+++ RAW RECORDS +++

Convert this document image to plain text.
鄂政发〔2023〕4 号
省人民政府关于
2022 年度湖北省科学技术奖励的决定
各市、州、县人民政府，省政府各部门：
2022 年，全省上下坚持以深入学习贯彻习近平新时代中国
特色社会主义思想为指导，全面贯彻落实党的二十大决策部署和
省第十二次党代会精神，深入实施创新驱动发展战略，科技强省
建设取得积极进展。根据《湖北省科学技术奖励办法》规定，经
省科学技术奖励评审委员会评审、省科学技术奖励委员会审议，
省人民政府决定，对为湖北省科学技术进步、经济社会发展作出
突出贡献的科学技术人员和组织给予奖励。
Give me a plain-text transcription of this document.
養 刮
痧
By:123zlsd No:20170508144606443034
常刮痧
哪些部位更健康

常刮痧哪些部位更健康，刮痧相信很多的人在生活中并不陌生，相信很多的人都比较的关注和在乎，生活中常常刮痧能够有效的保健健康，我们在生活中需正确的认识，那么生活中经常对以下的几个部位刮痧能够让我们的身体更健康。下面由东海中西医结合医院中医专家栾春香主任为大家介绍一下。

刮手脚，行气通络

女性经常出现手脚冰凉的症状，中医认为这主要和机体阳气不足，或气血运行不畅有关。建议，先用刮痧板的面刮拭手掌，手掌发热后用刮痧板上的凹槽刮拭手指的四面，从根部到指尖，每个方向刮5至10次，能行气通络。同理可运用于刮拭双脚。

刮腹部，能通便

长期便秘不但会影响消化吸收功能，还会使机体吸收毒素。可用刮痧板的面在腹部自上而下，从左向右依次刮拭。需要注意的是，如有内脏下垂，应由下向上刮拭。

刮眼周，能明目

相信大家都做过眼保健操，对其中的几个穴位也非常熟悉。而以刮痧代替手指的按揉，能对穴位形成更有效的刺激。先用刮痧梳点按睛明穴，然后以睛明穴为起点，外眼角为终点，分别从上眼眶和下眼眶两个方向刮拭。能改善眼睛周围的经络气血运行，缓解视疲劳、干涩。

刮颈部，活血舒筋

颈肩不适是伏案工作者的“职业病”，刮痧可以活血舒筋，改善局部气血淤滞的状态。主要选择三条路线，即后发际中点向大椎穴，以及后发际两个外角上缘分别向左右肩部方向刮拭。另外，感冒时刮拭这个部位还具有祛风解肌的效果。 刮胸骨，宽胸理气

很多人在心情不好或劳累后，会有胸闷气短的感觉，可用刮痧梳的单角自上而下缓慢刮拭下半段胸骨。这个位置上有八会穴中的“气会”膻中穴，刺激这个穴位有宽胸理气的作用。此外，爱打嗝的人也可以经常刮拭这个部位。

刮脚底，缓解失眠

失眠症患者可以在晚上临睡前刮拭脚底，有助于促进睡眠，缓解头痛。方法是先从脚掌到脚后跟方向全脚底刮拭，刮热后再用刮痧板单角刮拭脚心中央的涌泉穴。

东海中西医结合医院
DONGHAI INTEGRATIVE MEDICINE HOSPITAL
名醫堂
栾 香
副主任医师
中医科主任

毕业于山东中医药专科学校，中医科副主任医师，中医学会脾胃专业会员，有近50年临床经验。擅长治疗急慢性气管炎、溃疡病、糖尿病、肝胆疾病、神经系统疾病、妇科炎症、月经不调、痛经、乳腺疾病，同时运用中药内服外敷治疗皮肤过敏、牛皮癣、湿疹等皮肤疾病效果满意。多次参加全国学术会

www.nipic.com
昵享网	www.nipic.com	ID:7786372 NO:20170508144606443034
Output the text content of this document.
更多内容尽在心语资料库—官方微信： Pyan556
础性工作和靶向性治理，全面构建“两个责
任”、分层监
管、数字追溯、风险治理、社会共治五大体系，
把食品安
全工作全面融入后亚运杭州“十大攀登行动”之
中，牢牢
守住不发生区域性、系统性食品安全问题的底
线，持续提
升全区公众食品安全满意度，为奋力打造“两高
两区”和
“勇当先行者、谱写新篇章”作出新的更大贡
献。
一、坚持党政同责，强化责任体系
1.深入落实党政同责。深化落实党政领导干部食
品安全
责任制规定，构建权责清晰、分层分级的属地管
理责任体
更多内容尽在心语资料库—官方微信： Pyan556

+++

INSTRUCTIONS TO FOLLOW
From the material above, gather all lines that include the string "document" and copy them.

THE RESULT
Convert this document image to plain text.
Give me a plain-text transcription of this document.
Output the text content of this document.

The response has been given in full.